## START

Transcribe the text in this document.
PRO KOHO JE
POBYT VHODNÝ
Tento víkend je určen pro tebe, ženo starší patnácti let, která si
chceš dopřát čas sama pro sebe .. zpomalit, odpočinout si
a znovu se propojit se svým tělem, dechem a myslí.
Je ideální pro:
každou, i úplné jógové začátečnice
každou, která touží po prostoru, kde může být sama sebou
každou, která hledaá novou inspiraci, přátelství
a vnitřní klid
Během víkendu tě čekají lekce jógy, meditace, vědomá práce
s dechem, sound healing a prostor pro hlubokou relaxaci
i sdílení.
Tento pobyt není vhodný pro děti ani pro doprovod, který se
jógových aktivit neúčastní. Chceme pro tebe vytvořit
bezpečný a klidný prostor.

## END
## START

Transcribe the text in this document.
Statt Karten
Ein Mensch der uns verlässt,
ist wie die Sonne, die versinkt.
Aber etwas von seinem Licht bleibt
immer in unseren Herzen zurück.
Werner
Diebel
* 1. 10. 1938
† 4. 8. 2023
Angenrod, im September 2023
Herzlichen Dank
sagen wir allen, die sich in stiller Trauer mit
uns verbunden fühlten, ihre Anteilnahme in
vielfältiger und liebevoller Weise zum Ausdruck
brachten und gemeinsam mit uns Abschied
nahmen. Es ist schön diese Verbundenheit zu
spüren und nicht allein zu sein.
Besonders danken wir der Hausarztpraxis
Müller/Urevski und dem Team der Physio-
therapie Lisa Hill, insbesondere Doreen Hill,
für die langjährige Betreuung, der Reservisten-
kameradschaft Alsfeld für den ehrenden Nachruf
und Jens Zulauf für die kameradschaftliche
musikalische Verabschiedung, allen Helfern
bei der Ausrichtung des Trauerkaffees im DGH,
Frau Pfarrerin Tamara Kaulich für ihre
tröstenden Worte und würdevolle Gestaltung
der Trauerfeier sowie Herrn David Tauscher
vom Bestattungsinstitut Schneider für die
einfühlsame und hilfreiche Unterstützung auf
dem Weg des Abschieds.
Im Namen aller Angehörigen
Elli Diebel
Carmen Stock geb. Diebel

## END
## START

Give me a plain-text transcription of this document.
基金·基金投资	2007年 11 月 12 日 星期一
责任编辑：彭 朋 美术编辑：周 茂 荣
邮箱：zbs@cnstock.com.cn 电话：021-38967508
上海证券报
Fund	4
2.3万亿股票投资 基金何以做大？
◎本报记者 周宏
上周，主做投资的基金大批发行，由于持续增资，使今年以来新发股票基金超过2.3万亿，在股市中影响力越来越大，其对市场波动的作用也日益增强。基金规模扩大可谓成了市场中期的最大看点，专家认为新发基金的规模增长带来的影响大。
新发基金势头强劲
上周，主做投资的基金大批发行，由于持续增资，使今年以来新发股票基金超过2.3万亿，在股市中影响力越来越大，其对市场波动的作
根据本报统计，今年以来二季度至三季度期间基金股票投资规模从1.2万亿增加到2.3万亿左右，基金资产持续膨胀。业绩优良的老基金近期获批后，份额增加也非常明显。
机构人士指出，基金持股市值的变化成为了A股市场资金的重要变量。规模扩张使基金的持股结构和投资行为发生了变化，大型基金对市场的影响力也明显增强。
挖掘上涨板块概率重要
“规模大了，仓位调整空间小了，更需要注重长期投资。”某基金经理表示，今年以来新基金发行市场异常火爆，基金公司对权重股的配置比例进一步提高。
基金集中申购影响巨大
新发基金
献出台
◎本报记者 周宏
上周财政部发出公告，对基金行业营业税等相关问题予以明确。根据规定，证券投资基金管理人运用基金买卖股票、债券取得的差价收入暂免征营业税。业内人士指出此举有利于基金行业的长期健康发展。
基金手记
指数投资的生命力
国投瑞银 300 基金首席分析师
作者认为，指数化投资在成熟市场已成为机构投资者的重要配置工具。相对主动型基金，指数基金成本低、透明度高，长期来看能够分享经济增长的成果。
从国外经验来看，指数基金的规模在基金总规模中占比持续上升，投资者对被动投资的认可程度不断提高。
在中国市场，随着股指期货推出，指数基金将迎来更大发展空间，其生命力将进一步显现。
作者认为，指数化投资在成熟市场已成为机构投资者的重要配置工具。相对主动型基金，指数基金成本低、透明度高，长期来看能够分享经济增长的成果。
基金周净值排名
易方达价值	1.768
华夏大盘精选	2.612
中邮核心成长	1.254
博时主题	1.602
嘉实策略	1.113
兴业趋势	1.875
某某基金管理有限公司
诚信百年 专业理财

## END

Take every line from the data above that holds "sama" and copy it out.

WRITTEN SOLUTION.
chceš dopřát čas sama pro sebe .. zpomalit, odpočinout si
každou, která touží po prostoru, kde může být sama sebou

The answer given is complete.